*Directions*: List each line of the data that holds the string "путь".

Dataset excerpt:

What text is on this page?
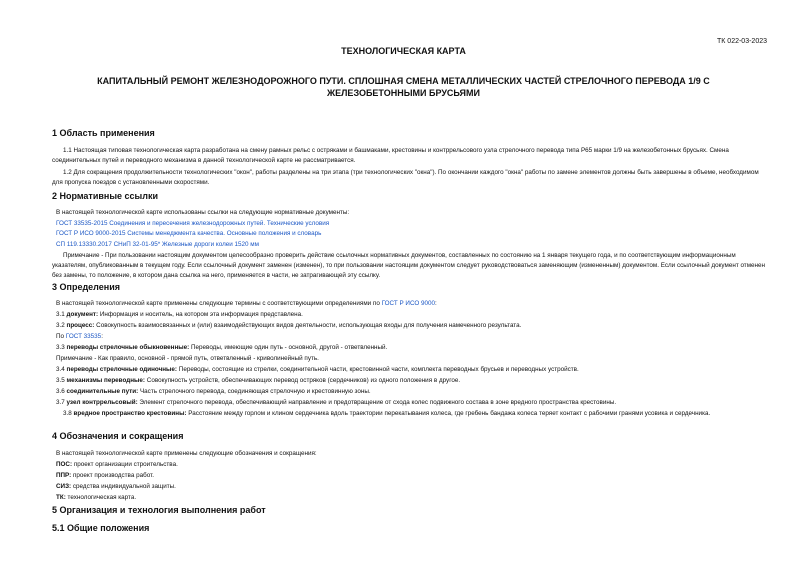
ТК 022-03-2023
ТЕХНОЛОГИЧЕСКАЯ КАРТА
КАПИТАЛЬНЫЙ РЕМОНТ ЖЕЛЕЗНОДОРОЖНОГО ПУТИ. СПЛОШНАЯ СМЕНА МЕТАЛЛИЧЕСКИХ ЧАСТЕЙ СТРЕЛОЧНОГО ПЕРЕВОДА 1/9 С ЖЕЛЕЗОБЕТОННЫМИ БРУСЬЯМИ
1 Область применения
1.1 Настоящая типовая технологическая карта разработана на смену рамных рельс с остряками и башмаками, крестовины и контррельсового узла стрелочного перевода типа Р65 марки 1/9 на железобетонных брусьях. Смена соединительных путей и переводного механизма в данной технологической карте не рассматривается.
1.2 Для сокращения продолжительности технологических "окон", работы разделены на три этапа (три технологических "окна"). По окончании каждого "окна" работы по замене элементов должны быть завершены в объеме, необходимом для пропуска поездов с установленными скоростями.
2 Нормативные ссылки
В настоящей технологической карте использованы ссылки на следующие нормативные документы:
ГОСТ 33535-2015 Соединения и пересечения железнодорожных путей. Технические условия
ГОСТ Р ИСО 9000-2015 Системы менеджмента качества. Основные положения и словарь
СП 119.13330.2017 СНиП 32-01-95* Железные дороги колеи 1520 мм
Примечание - При пользовании настоящим документом целесообразно проверить действие ссылочных нормативных документов, составленных по состоянию на 1 января текущего года, и по соответствующим информационным указателям, опубликованным в текущем году. Если ссылочный документ заменен (изменен), то при пользовании настоящим документом следует руководствоваться заменяющим (измененным) документом. Если ссылочный документ отменен без замены, то положение, в котором дана ссылка на него, применяется в части, не затрагивающей эту ссылку.
3 Определения
В настоящей технологической карте применены следующие термины с соответствующими определениями по ГОСТ Р ИСО 9000:
3.1 документ: Информация и носитель, на котором эта информация представлена.
3.2 процесс: Совокупность взаимосвязанных и (или) взаимодействующих видов деятельности, использующая входы для получения намеченного результата.
По ГОСТ 33535:
3.3 переводы стрелочные обыкновенные: Переводы, имеющие один путь - основной, другой - ответвленный.
Примечание - Как правило, основной - прямой путь, ответвленный - криволинейный путь.
3.4 переводы стрелочные одиночные: Переводы, состоящие из стрелки, соединительной части, крестовинной части, комплекта переводных брусьев и переводных устройств.
3.5 механизмы переводные: Совокупность устройств, обеспечивающих перевод остряков (сердечников) из одного положения в другое.
3.6 соединительные пути: Часть стрелочного перевода, соединяющая стрелочную и крестовинную зоны.
3.7 узел контррельсовый: Элемент стрелочного перевода, обеспечивающий направление и предотвращение от схода колес подвижного состава в зоне вредного пространства крестовины.
3.8 вредное пространство крестовины: Расстояние между горлом и клином сердечника вдоль траектории перекатывания колеса, где гребень бандажа колеса теряет контакт с рабочими гранями усовика и сердечника.
4 Обозначения и сокращения
В настоящей технологической карте применены следующие обозначения и сокращения:
ПОС: проект организации строительства.
ППР: проект производства работ.
СИЗ: средства индивидуальной защиты.
ТК: технологическая карта.
5 Организация и технология выполнения работ
5.1 Общие положения
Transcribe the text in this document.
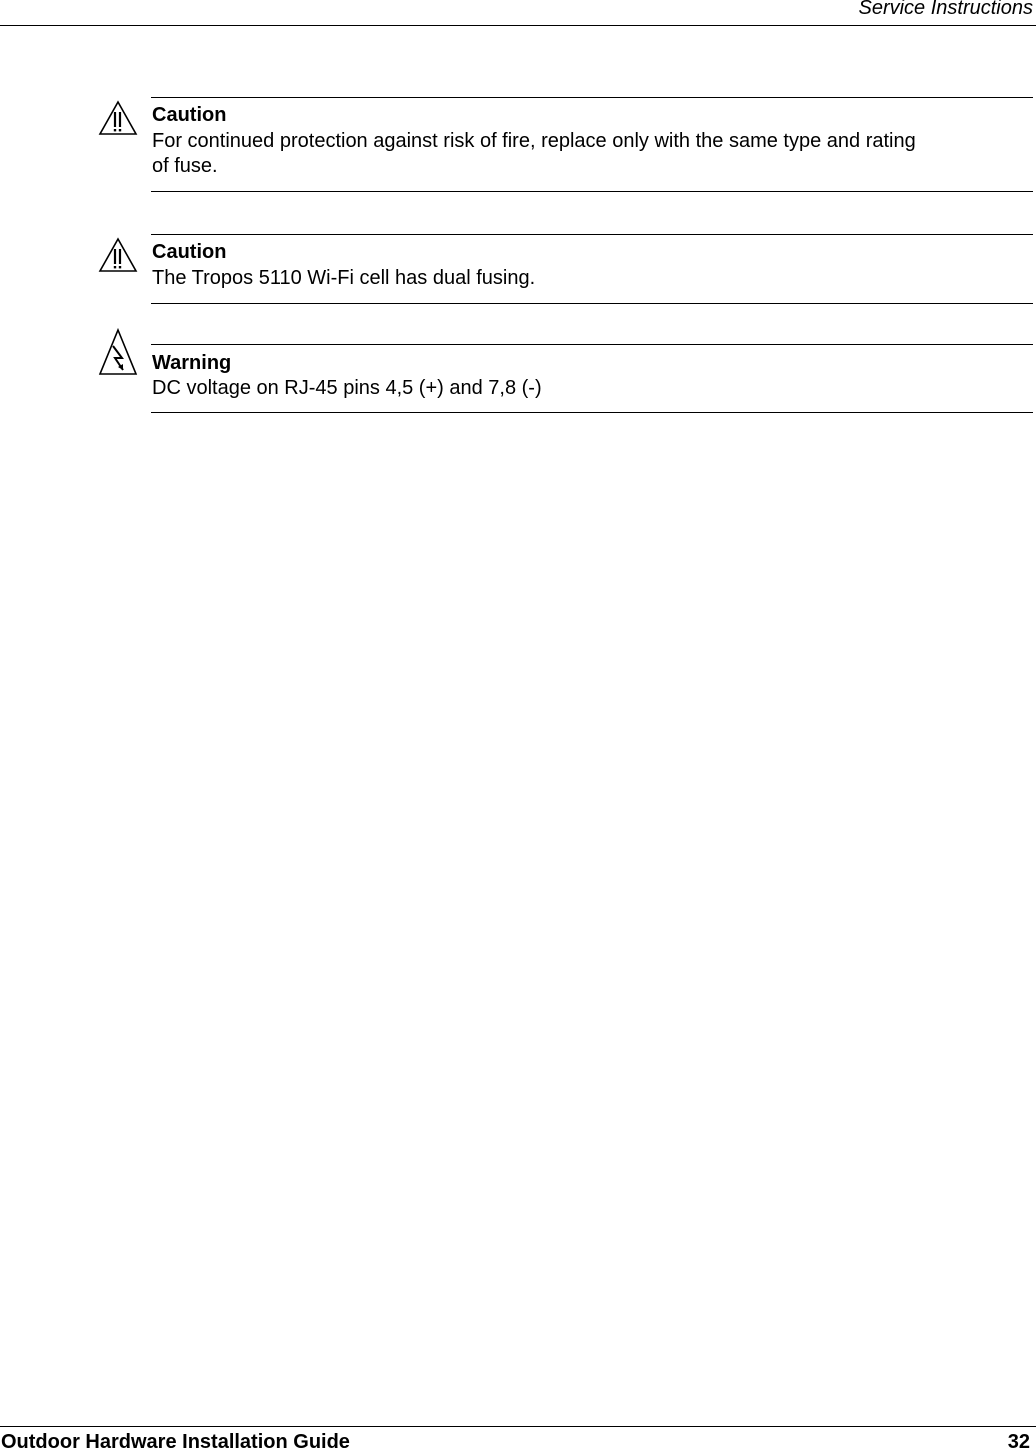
Service Instructions
Caution
For continued protection against risk of fire, replace only with the same type and rating
of fuse.
Caution
The Tropos 5110 Wi-Fi cell has dual fusing.
Warning
DC voltage on RJ-45 pins 4,5 (+) and 7,8 (-)
Outdoor Hardware Installation Guide	32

*Correct result*:
3.3 переводы стрелочные обыкновенные: Переводы, имеющие один путь - основной, другой - ответвленный.
Примечание - Как правило, основной - прямой путь, ответвленный - криволинейный путь.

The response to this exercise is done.